Description of the task:
Reproduce the material from its start through the line containing "y-tick-label: 1,00 (67, 171, 103, 192)", inclusive, switching "legend-label" to "legend-entry" and leaving everything else unchanged.

Element position data:
•••••
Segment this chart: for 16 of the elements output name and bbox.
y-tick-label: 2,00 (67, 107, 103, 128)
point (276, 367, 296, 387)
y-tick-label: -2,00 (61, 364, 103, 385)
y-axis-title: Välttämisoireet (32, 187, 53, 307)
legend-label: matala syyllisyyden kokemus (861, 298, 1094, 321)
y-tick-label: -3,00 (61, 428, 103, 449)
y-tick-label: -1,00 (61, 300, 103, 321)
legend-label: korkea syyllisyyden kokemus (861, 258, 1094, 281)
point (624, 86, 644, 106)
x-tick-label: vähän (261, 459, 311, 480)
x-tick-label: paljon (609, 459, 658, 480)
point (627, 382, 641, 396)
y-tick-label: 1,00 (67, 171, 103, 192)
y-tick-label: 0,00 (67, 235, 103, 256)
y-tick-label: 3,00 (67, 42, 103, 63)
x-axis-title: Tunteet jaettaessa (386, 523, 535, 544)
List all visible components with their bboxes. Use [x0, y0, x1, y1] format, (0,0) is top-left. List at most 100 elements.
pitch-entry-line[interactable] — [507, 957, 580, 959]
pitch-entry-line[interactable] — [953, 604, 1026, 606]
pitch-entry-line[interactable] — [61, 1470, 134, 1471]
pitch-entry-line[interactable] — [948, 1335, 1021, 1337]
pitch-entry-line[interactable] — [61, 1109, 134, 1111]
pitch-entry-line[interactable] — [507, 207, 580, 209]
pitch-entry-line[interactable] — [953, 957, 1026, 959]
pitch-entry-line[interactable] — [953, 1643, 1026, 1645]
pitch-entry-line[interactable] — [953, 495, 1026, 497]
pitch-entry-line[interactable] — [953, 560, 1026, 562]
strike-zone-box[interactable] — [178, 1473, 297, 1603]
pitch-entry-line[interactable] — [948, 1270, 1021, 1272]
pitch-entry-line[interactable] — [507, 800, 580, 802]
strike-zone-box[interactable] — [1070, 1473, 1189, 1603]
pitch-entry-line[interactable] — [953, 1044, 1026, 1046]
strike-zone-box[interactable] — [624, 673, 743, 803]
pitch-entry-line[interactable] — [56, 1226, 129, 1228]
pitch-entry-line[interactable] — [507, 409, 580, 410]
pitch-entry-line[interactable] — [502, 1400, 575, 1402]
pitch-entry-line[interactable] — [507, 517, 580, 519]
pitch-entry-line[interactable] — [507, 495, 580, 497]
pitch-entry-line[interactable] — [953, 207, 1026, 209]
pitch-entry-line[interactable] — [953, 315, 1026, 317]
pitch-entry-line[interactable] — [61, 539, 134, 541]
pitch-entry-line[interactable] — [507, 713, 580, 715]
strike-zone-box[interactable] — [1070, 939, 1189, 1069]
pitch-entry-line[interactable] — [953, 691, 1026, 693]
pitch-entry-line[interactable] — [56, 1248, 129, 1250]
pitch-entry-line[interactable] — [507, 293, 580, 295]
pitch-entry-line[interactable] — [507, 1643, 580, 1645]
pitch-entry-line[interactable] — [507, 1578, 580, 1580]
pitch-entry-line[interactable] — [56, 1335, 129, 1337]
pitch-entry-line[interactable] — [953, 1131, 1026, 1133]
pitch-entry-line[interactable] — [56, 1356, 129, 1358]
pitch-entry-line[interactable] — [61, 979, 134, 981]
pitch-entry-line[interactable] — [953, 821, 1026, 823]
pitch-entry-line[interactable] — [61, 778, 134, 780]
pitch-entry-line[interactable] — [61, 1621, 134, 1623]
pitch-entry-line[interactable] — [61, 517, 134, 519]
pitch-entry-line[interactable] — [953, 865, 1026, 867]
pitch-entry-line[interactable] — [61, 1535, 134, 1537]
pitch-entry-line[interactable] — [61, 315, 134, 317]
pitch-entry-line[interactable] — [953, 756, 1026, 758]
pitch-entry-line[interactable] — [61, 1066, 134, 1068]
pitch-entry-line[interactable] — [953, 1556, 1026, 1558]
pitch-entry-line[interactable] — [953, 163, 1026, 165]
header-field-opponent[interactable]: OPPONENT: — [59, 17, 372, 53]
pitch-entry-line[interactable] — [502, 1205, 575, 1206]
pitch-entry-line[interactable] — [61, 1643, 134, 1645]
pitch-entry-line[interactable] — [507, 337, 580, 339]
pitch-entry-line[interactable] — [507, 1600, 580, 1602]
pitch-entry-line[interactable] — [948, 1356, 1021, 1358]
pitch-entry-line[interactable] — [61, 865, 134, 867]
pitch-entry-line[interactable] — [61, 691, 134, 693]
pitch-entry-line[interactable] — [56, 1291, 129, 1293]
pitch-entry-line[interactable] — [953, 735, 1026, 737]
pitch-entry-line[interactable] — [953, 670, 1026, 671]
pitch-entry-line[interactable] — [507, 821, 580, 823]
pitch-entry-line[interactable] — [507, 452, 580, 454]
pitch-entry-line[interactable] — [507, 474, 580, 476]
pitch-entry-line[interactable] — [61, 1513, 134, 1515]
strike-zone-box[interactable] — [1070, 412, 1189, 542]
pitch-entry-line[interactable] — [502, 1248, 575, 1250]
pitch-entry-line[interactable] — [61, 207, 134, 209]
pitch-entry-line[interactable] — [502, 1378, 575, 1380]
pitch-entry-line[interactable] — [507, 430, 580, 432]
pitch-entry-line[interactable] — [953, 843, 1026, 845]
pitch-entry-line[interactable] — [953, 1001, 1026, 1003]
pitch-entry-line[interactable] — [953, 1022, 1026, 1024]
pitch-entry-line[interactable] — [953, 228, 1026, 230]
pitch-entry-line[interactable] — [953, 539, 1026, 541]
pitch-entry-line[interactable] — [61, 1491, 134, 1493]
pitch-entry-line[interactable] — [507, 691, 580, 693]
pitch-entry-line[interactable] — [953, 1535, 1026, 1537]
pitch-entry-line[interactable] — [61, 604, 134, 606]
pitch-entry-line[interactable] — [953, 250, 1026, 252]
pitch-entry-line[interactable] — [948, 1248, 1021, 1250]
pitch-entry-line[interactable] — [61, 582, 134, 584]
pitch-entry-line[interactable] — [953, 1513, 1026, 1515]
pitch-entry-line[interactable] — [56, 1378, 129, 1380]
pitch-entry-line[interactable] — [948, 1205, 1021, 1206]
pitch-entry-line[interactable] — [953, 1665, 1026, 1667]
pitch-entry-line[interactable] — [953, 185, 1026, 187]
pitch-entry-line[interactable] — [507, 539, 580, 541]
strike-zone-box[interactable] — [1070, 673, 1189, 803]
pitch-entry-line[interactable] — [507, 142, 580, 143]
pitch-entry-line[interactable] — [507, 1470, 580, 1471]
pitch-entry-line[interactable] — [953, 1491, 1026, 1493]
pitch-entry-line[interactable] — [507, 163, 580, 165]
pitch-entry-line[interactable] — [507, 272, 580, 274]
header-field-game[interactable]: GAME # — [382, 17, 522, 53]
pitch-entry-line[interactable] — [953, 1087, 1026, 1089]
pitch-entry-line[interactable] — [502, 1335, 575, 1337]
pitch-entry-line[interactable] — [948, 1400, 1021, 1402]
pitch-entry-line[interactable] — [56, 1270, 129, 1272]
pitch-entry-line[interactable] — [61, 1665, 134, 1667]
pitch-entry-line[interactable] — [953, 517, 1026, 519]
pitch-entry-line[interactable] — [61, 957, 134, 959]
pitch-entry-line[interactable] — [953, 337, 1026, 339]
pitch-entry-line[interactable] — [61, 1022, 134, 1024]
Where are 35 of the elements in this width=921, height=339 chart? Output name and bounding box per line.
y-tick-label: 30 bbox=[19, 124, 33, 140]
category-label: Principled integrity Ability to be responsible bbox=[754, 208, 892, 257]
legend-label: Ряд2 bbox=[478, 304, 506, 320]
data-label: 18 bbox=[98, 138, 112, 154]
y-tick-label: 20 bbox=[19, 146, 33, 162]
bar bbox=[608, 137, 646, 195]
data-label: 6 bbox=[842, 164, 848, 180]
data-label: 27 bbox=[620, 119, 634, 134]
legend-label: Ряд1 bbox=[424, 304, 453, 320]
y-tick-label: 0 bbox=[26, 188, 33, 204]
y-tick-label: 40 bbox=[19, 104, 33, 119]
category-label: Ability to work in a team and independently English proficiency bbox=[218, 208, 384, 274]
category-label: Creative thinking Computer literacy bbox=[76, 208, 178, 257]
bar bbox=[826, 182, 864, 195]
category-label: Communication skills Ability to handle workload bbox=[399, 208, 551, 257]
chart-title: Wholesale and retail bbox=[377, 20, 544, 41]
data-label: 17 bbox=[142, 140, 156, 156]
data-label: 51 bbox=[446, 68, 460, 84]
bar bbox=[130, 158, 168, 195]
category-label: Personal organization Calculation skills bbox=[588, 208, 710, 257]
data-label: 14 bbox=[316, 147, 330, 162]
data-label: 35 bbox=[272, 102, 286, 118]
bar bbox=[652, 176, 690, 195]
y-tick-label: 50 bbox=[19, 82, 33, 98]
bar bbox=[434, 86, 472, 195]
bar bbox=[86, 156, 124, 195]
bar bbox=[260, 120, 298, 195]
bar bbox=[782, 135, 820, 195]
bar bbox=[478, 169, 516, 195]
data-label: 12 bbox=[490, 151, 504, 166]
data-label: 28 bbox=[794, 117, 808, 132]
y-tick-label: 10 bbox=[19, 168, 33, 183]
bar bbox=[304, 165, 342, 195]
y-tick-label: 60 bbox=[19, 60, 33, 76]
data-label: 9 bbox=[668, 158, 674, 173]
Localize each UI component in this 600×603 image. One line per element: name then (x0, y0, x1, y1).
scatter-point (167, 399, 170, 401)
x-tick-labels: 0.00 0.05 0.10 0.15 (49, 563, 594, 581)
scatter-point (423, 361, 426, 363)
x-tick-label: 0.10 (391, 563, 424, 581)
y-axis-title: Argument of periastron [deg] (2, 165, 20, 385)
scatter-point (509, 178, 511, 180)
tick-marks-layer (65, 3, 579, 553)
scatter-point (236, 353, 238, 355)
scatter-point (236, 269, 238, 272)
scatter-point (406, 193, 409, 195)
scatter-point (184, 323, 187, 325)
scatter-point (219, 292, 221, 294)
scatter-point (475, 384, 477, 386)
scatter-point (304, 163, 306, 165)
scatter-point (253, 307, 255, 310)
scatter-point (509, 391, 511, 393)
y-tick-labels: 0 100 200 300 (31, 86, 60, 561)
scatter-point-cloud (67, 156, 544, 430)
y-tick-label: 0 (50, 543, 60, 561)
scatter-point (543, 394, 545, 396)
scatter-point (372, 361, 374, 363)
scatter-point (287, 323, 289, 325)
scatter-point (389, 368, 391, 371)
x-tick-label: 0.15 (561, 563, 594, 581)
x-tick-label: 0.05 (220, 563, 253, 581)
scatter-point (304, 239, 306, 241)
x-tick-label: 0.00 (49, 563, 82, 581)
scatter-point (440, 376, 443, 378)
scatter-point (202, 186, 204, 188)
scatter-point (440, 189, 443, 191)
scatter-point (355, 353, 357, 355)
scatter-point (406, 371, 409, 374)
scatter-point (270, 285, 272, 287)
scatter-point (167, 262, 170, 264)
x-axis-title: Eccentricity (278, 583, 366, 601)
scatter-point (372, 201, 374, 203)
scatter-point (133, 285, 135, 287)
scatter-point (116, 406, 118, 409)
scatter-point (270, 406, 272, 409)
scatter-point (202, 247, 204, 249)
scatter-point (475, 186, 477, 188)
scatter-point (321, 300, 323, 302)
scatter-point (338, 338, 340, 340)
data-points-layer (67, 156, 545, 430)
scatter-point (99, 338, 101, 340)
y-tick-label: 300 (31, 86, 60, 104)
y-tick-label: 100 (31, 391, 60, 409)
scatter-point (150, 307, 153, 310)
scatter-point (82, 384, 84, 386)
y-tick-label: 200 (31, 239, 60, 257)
•••••
Task result:
Segment this chart: for 16 of the elements output name and bbox.
y-tick-label: 2,00 (67, 107, 103, 128)
point (276, 367, 296, 387)
y-tick-label: -2,00 (61, 364, 103, 385)
y-axis-title: Välttämisoireet (32, 187, 53, 307)
legend-entry: matala syyllisyyden kokemus (861, 298, 1094, 321)
y-tick-label: -3,00 (61, 428, 103, 449)
y-tick-label: -1,00 (61, 300, 103, 321)
legend-entry: korkea syyllisyyden kokemus (861, 258, 1094, 281)
point (624, 86, 644, 106)
x-tick-label: vähän (261, 459, 311, 480)
x-tick-label: paljon (609, 459, 658, 480)
point (627, 382, 641, 396)
y-tick-label: 1,00 (67, 171, 103, 192)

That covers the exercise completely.